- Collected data
================================
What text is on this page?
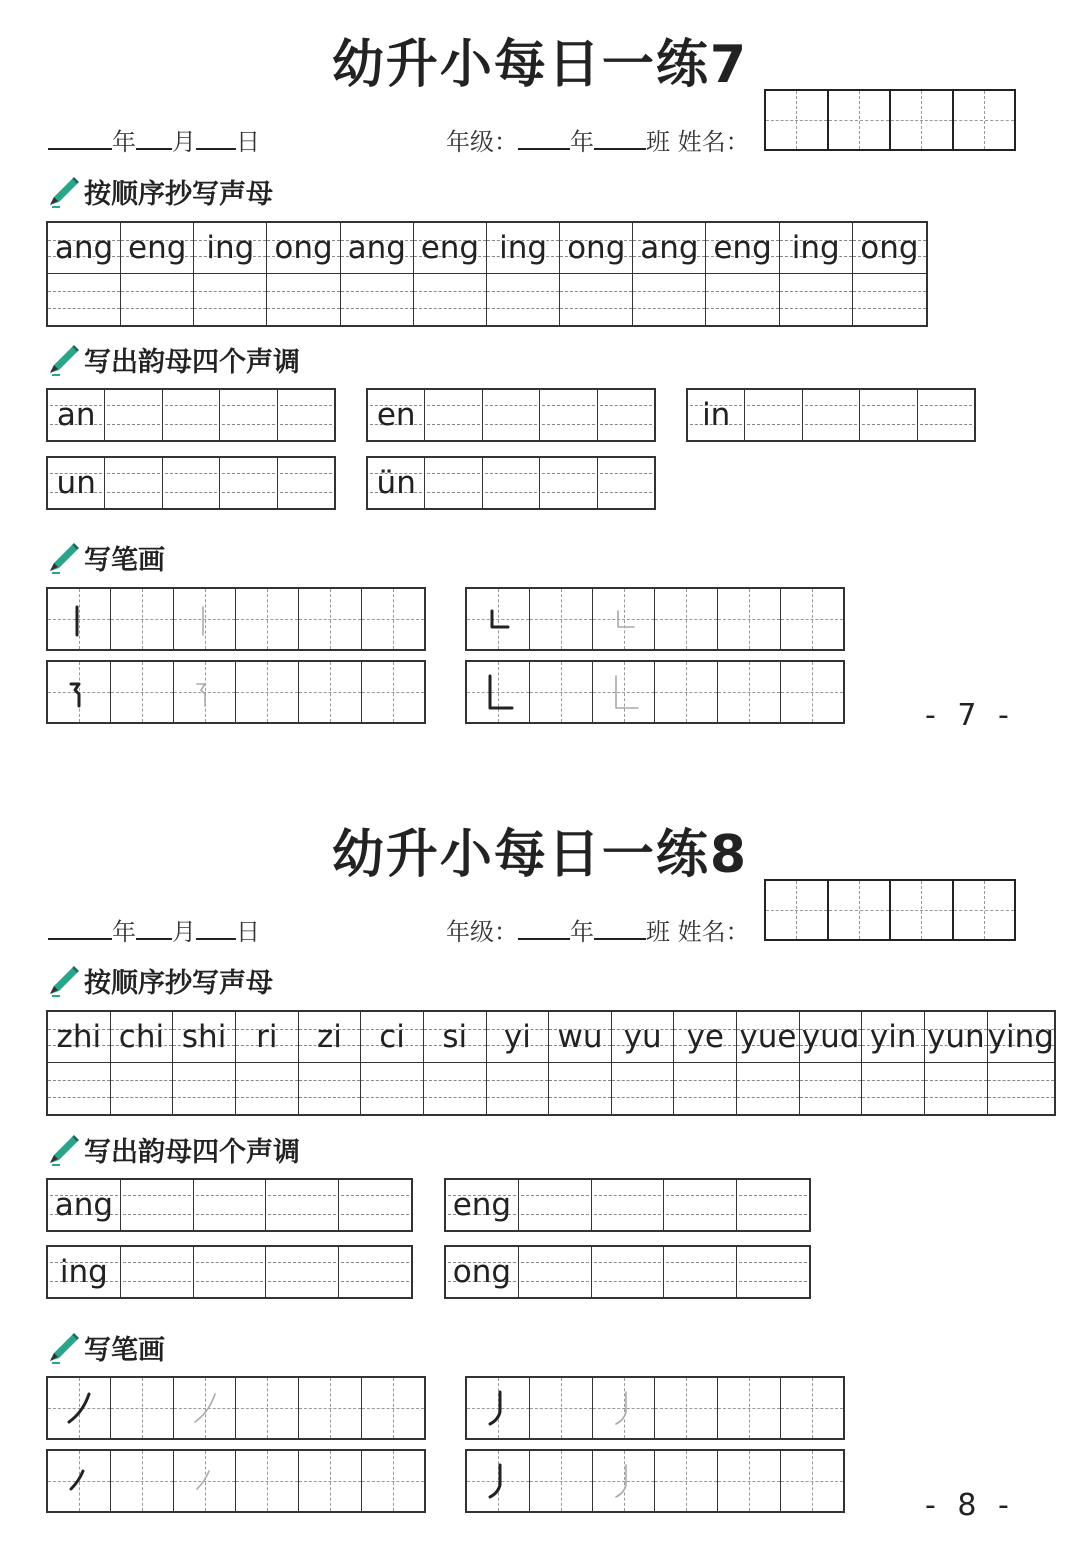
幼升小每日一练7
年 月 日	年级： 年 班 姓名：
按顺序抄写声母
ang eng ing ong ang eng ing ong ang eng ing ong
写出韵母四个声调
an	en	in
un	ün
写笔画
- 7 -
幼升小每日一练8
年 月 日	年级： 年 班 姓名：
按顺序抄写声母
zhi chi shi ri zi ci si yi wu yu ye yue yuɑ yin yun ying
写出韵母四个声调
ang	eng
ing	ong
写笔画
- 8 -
================================
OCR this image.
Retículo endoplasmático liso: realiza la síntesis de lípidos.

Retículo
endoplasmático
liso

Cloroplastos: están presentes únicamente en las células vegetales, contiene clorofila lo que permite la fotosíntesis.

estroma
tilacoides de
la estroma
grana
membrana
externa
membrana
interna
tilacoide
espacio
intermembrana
================================
- Stated exercise
Using the listing above, gather each line that holds the string "this" and copy it.

- Worked answer
What text is on this page?
OCR this image.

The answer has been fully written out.